Part of a data file =
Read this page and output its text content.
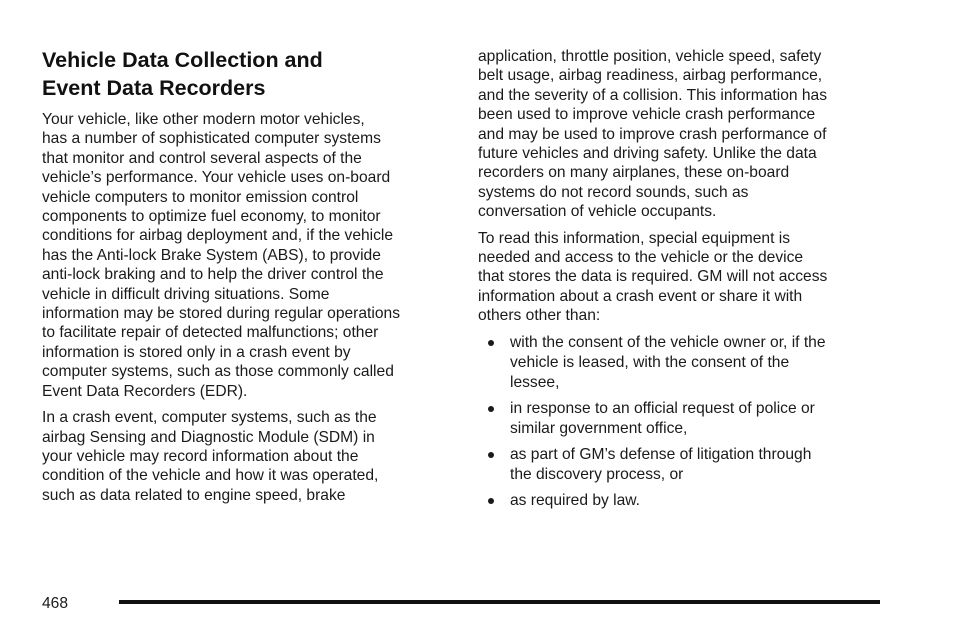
Vehicle Data Collection and
Event Data Recorders

Your vehicle, like other modern motor vehicles,
has a number of sophisticated computer systems
that monitor and control several aspects of the
vehicle’s performance. Your vehicle uses on-board
vehicle computers to monitor emission control
components to optimize fuel economy, to monitor
conditions for airbag deployment and, if the vehicle
has the Anti-lock Brake System (ABS), to provide
anti-lock braking and to help the driver control the
vehicle in difficult driving situations. Some
information may be stored during regular operations
to facilitate repair of detected malfunctions; other
information is stored only in a crash event by
computer systems, such as those commonly called
Event Data Recorders (EDR).

In a crash event, computer systems, such as the
airbag Sensing and Diagnostic Module (SDM) in
your vehicle may record information about the
condition of the vehicle and how it was operated,
such as data related to engine speed, brake

application, throttle position, vehicle speed, safety
belt usage, airbag readiness, airbag performance,
and the severity of a collision. This information has
been used to improve vehicle crash performance
and may be used to improve crash performance of
future vehicles and driving safety. Unlike the data
recorders on many airplanes, these on-board
systems do not record sounds, such as
conversation of vehicle occupants.

To read this information, special equipment is
needed and access to the vehicle or the device
that stores the data is required. GM will not access
information about a crash event or share it with
others other than:

with the consent of the vehicle owner or, if the
vehicle is leased, with the consent of the
lessee,
in response to an official request of police or
similar government office,
as part of GM’s defense of litigation through
the discovery process, or
as required by law.
468
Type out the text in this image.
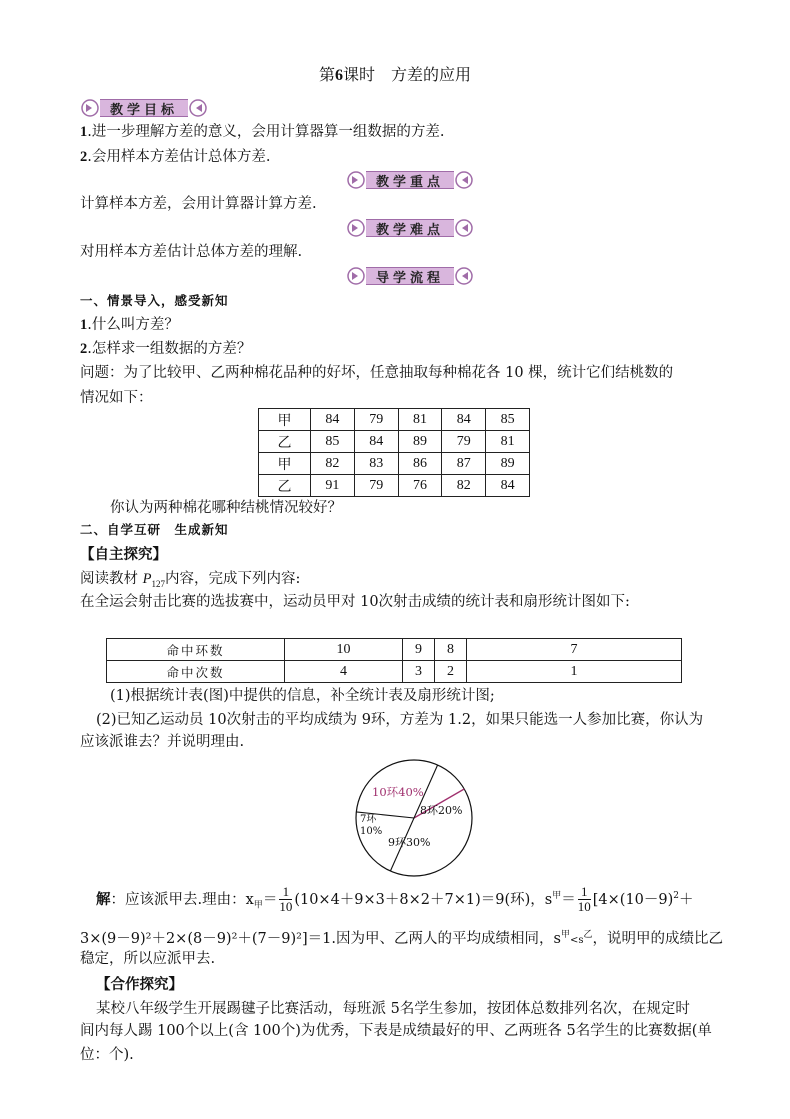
第6课时　方差的应用
教学目标
1.进一步理解方差的意义，会用计算器算一组数据的方差.
2.会用样本方差估计总体方差.
教学重点
计算样本方差，会用计算器计算方差.
教学难点
对用样本方差估计总体方差的理解.
导学流程
一、情景导入，感受新知
1.什么叫方差？
2.怎样求一组数据的方差？
问题：为了比较甲、乙两种棉花品种的好坏，任意抽取每种棉花各 10 棵，统计它们结桃数的
情况如下：
甲	84	79	81	84	85
乙	85	84	89	79	81
甲	82	83	86	87	89
乙	91	79	76	82	84
你认为两种棉花哪种结桃情况较好？
二、自学互研　生成新知
【自主探究】
阅读教材 $P_{127}$内容，完成下列内容:
在全运会射击比赛的选拔赛中，运动员甲对 10次射击成绩的统计表和扇形统计图如下:
命中环数	10	9	8	7
命中次数	4	3	2	1
(1)根据统计表(图)中提供的信息，补全统计表及扇形统计图;
(2)已知乙运动员 10次射击的平均成绩为 9环，方差为 1.2，如果只能选一人参加比赛，你认为
应该派谁去？并说明理由.
10环40%
8环20%
9环30%
7环
10%
解：应该派甲去.理由：$x_甲= \frac{1}{10} (10\times 4+9\times 3+8\times 2+7\times 1)=9$(环)，$s^甲= \frac{1}{10} [4\times(10-9)^2+$
3×(9－9)²＋2×(8－9)²＋(7－9)²]＝1.因为甲、乙两人的平均成绩相同，$s^甲<s^乙$，说明甲的成绩比乙
稳定，所以应派甲去.
【合作探究】
某校八年级学生开展踢毽子比赛活动，每班派 5名学生参加，按团体总数排列名次，在规定时
间内每人踢 100个以上(含 100个)为优秀，下表是成绩最好的甲、乙两班各 5名学生的比赛数据(单
位：个).
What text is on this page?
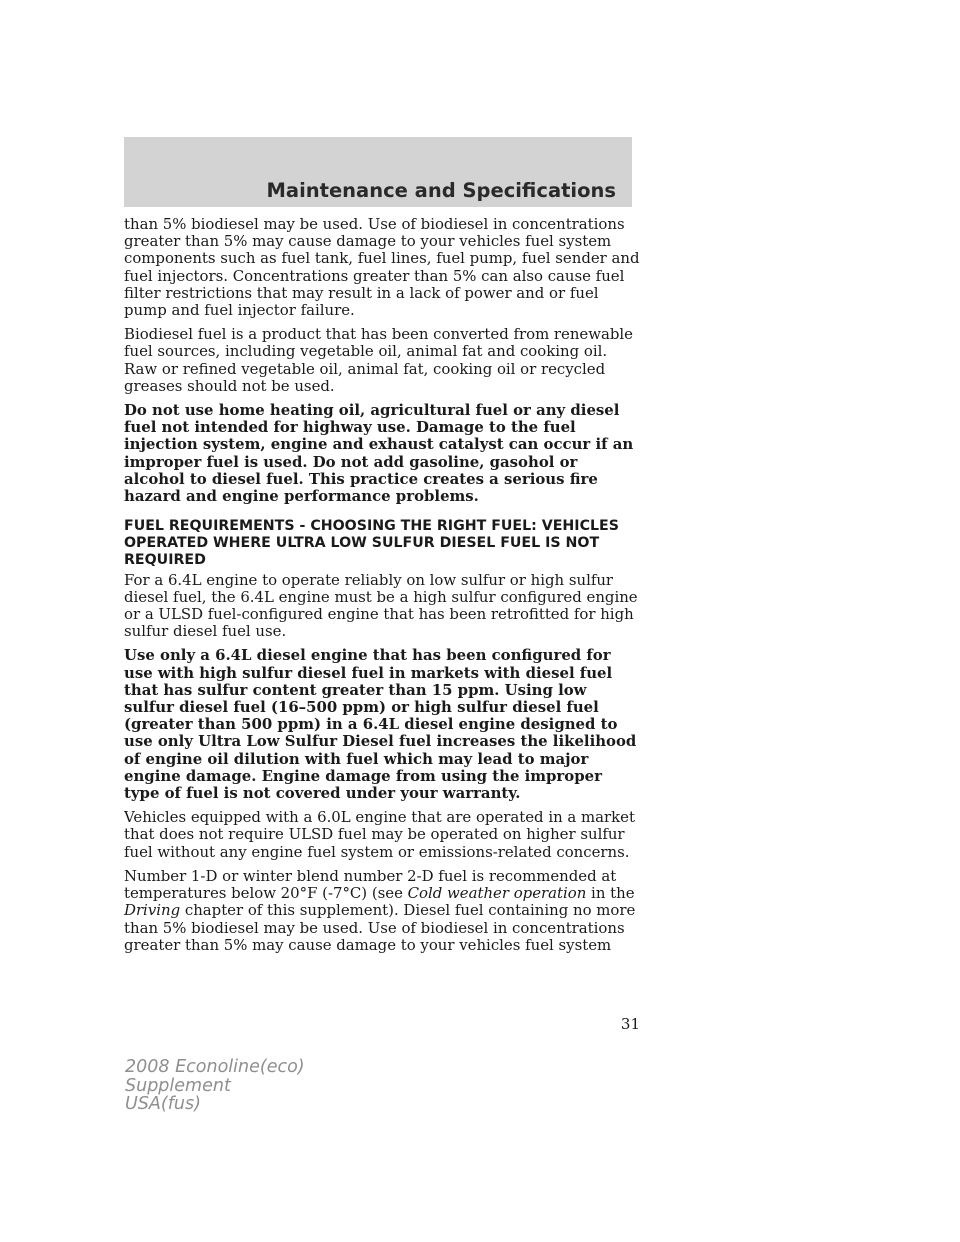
Maintenance and Specifications

than 5% biodiesel may be used. Use of biodiesel in concentrations greater than 5% may cause damage to your vehicles fuel system components such as fuel tank, fuel lines, fuel pump, fuel sender and fuel injectors. Concentrations greater than 5% can also cause fuel filter restrictions that may result in a lack of power and or fuel pump and fuel injector failure.

Biodiesel fuel is a product that has been converted from renewable fuel sources, including vegetable oil, animal fat and cooking oil. Raw or refined vegetable oil, animal fat, cooking oil or recycled greases should not be used.

Do not use home heating oil, agricultural fuel or any diesel fuel not intended for highway use. Damage to the fuel injection system, engine and exhaust catalyst can occur if an improper fuel is used. Do not add gasoline, gasohol or alcohol to diesel fuel. This practice creates a serious fire hazard and engine performance problems.

FUEL REQUIREMENTS - CHOOSING THE RIGHT FUEL: VEHICLES OPERATED WHERE ULTRA LOW SULFUR DIESEL FUEL IS NOT REQUIRED

For a 6.4L engine to operate reliably on low sulfur or high sulfur diesel fuel, the 6.4L engine must be a high sulfur configured engine or a ULSD fuel-configured engine that has been retrofitted for high sulfur diesel fuel use.

Use only a 6.4L diesel engine that has been configured for use with high sulfur diesel fuel in markets with diesel fuel that has sulfur content greater than 15 ppm. Using low sulfur diesel fuel (16–500 ppm) or high sulfur diesel fuel (greater than 500 ppm) in a 6.4L diesel engine designed to use only Ultra Low Sulfur Diesel fuel increases the likelihood of engine oil dilution with fuel which may lead to major engine damage. Engine damage from using the improper type of fuel is not covered under your warranty.

Vehicles equipped with a 6.0L engine that are operated in a market that does not require ULSD fuel may be operated on higher sulfur fuel without any engine fuel system or emissions-related concerns.

Number 1-D or winter blend number 2-D fuel is recommended at temperatures below 20°F (-7°C) (see Cold weather operation in the Driving chapter of this supplement). Diesel fuel containing no more than 5% biodiesel may be used. Use of biodiesel in concentrations greater than 5% may cause damage to your vehicles fuel system

31
2008 Econoline(eco)
Supplement
USA(fus)
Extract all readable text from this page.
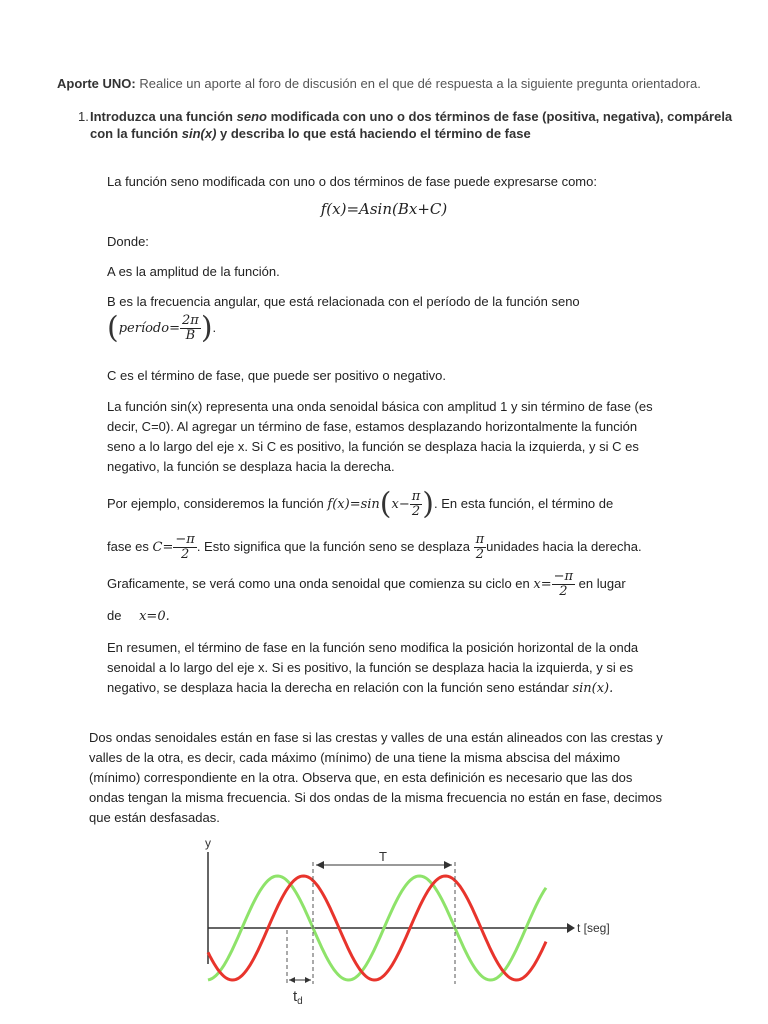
Aporte UNO: Realice un aporte al foro de discusión en el que dé respuesta a la siguiente pregunta orientadora.
1. Introduzca una función seno modificada con uno o dos términos de fase (positiva, negativa), compárela con la función sin(x) y describa lo que está haciendo el término de fase
La función seno modificada con uno o dos términos de fase puede expresarse como:
f(x)=Asin(Bx+C)
Donde:
A es la amplitud de la función.
B es la frecuencia angular, que está relacionada con el período de la función seno
(período= $\frac{2\pi}{B}$ ).
C es el término de fase, que puede ser positivo o negativo.
La función sin(x) representa una onda senoidal básica con amplitud 1 y sin término de fase (es decir, C=0). Al agregar un término de fase, estamos desplazando horizontalmente la función seno a lo largo del eje x. Si C es positivo, la función se desplaza hacia la izquierda, y si C es negativo, la función se desplaza hacia la derecha.
Por ejemplo, consideremos la función $f(x)=\sin(x- \frac{\pi}{2}$ ). En esta función, el término de
fase es $C= \frac{-\pi}{2}$ . Esto significa que la función seno se desplaza $\frac{\pi}{2}$ unidades hacia la derecha.
Graficamente, se verá como una onda senoidal que comienza su ciclo en $x= \frac{-\pi}{2}$ en lugar
de x=0.
En resumen, el término de fase en la función seno modifica la posición horizontal de la onda senoidal a lo largo del eje x. Si es positivo, la función se desplaza hacia la izquierda, y si es negativo, se desplaza hacia la derecha en relación con la función seno estándar sin(x).
Dos ondas senoidales están en fase si las crestas y valles de una están alineados con las crestas y valles de la otra, es decir, cada máximo (mínimo) de una tiene la misma abscisa del máximo (mínimo) correspondiente en la otra. Observa que, en esta definición es necesario que las dos ondas tengan la misma frecuencia. Si dos ondas de la misma frecuencia no están en fase, decimos que están desfasadas.
y
t [seg]
T
$t_d$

Exercise requirements = Transcribe the full listing character for character. Pictures are excluded.

Solution to this exercise =
Read this page and output its text content.
Vehicle Data Collection and
Event Data Recorders

Your vehicle, like other modern motor vehicles,
has a number of sophisticated computer systems
that monitor and control several aspects of the
vehicle’s performance. Your vehicle uses on-board
vehicle computers to monitor emission control
components to optimize fuel economy, to monitor
conditions for airbag deployment and, if the vehicle
has the Anti-lock Brake System (ABS), to provide
anti-lock braking and to help the driver control the
vehicle in difficult driving situations. Some
information may be stored during regular operations
to facilitate repair of detected malfunctions; other
information is stored only in a crash event by
computer systems, such as those commonly called
Event Data Recorders (EDR).

In a crash event, computer systems, such as the
airbag Sensing and Diagnostic Module (SDM) in
your vehicle may record information about the
condition of the vehicle and how it was operated,
such as data related to engine speed, brake

application, throttle position, vehicle speed, safety
belt usage, airbag readiness, airbag performance,
and the severity of a collision. This information has
been used to improve vehicle crash performance
and may be used to improve crash performance of
future vehicles and driving safety. Unlike the data
recorders on many airplanes, these on-board
systems do not record sounds, such as
conversation of vehicle occupants.

To read this information, special equipment is
needed and access to the vehicle or the device
that stores the data is required. GM will not access
information about a crash event or share it with
others other than:

with the consent of the vehicle owner or, if the
vehicle is leased, with the consent of the
lessee,
in response to an official request of police or
similar government office,
as part of GM’s defense of litigation through
the discovery process, or
as required by law.
468
Type out the text in this image.
第6课时　方差的应用
教学目标
1.进一步理解方差的意义，会用计算器算一组数据的方差.
2.会用样本方差估计总体方差.
教学重点
计算样本方差，会用计算器计算方差.
教学难点
对用样本方差估计总体方差的理解.
导学流程
一、情景导入，感受新知
1.什么叫方差？
2.怎样求一组数据的方差？
问题：为了比较甲、乙两种棉花品种的好坏，任意抽取每种棉花各 10 棵，统计它们结桃数的
情况如下：
甲	84	79	81	84	85
乙	85	84	89	79	81
甲	82	83	86	87	89
乙	91	79	76	82	84
你认为两种棉花哪种结桃情况较好？
二、自学互研　生成新知
【自主探究】
阅读教材 $P_{127}$内容，完成下列内容:
在全运会射击比赛的选拔赛中，运动员甲对 10次射击成绩的统计表和扇形统计图如下:
命中环数	10	9	8	7
命中次数	4	3	2	1
(1)根据统计表(图)中提供的信息，补全统计表及扇形统计图;
(2)已知乙运动员 10次射击的平均成绩为 9环，方差为 1.2，如果只能选一人参加比赛，你认为
应该派谁去？并说明理由.
10环40%
8环20%
9环30%
7环
10%
解：应该派甲去.理由：$x_甲= \frac{1}{10} (10\times 4+9\times 3+8\times 2+7\times 1)=9$(环)，$s^甲= \frac{1}{10} [4\times(10-9)^2+$
3×(9－9)²＋2×(8－9)²＋(7－9)²]＝1.因为甲、乙两人的平均成绩相同，$s^甲<s^乙$，说明甲的成绩比乙
稳定，所以应派甲去.
【合作探究】
某校八年级学生开展踢毽子比赛活动，每班派 5名学生参加，按团体总数排列名次，在规定时
间内每人踢 100个以上(含 100个)为优秀，下表是成绩最好的甲、乙两班各 5名学生的比赛数据(单
位：个).
What text is on this page?
Maintenance and Specifications

than 5% biodiesel may be used. Use of biodiesel in concentrations greater than 5% may cause damage to your vehicles fuel system components such as fuel tank, fuel lines, fuel pump, fuel sender and fuel injectors. Concentrations greater than 5% can also cause fuel filter restrictions that may result in a lack of power and or fuel pump and fuel injector failure.

Biodiesel fuel is a product that has been converted from renewable fuel sources, including vegetable oil, animal fat and cooking oil. Raw or refined vegetable oil, animal fat, cooking oil or recycled greases should not be used.

Do not use home heating oil, agricultural fuel or any diesel fuel not intended for highway use. Damage to the fuel injection system, engine and exhaust catalyst can occur if an improper fuel is used. Do not add gasoline, gasohol or alcohol to diesel fuel. This practice creates a serious fire hazard and engine performance problems.

FUEL REQUIREMENTS - CHOOSING THE RIGHT FUEL: VEHICLES OPERATED WHERE ULTRA LOW SULFUR DIESEL FUEL IS NOT REQUIRED

For a 6.4L engine to operate reliably on low sulfur or high sulfur diesel fuel, the 6.4L engine must be a high sulfur configured engine or a ULSD fuel-configured engine that has been retrofitted for high sulfur diesel fuel use.

Use only a 6.4L diesel engine that has been configured for use with high sulfur diesel fuel in markets with diesel fuel that has sulfur content greater than 15 ppm. Using low sulfur diesel fuel (16–500 ppm) or high sulfur diesel fuel (greater than 500 ppm) in a 6.4L diesel engine designed to use only Ultra Low Sulfur Diesel fuel increases the likelihood of engine oil dilution with fuel which may lead to major engine damage. Engine damage from using the improper type of fuel is not covered under your warranty.

Vehicles equipped with a 6.0L engine that are operated in a market that does not require ULSD fuel may be operated on higher sulfur fuel without any engine fuel system or emissions-related concerns.

Number 1-D or winter blend number 2-D fuel is recommended at temperatures below 20°F (-7°C) (see Cold weather operation in the Driving chapter of this supplement). Diesel fuel containing no more than 5% biodiesel may be used. Use of biodiesel in concentrations greater than 5% may cause damage to your vehicles fuel system

31
2008 Econoline(eco)
Supplement
USA(fus)
Extract all readable text from this page.
Aporte UNO: Realice un aporte al foro de discusión en el que dé respuesta a la siguiente pregunta orientadora.
1. Introduzca una función seno modificada con uno o dos términos de fase (positiva, negativa), compárela con la función sin(x) y describa lo que está haciendo el término de fase
La función seno modificada con uno o dos términos de fase puede expresarse como:
f(x)=Asin(Bx+C)
Donde:
A es la amplitud de la función.
B es la frecuencia angular, que está relacionada con el período de la función seno
(período= $\frac{2\pi}{B}$ ).
C es el término de fase, que puede ser positivo o negativo.
La función sin(x) representa una onda senoidal básica con amplitud 1 y sin término de fase (es decir, C=0). Al agregar un término de fase, estamos desplazando horizontalmente la función seno a lo largo del eje x. Si C es positivo, la función se desplaza hacia la izquierda, y si C es negativo, la función se desplaza hacia la derecha.
Por ejemplo, consideremos la función $f(x)=\sin(x- \frac{\pi}{2}$ ). En esta función, el término de
fase es $C= \frac{-\pi}{2}$ . Esto significa que la función seno se desplaza $\frac{\pi}{2}$ unidades hacia la derecha.
Graficamente, se verá como una onda senoidal que comienza su ciclo en $x= \frac{-\pi}{2}$ en lugar
de x=0.
En resumen, el término de fase en la función seno modifica la posición horizontal de la onda senoidal a lo largo del eje x. Si es positivo, la función se desplaza hacia la izquierda, y si es negativo, se desplaza hacia la derecha en relación con la función seno estándar sin(x).
Dos ondas senoidales están en fase si las crestas y valles de una están alineados con las crestas y valles de la otra, es decir, cada máximo (mínimo) de una tiene la misma abscisa del máximo (mínimo) correspondiente en la otra. Observa que, en esta definición es necesario que las dos ondas tengan la misma frecuencia. Si dos ondas de la misma frecuencia no están en fase, decimos que están desfasadas.
y
t [seg]
T
$t_d$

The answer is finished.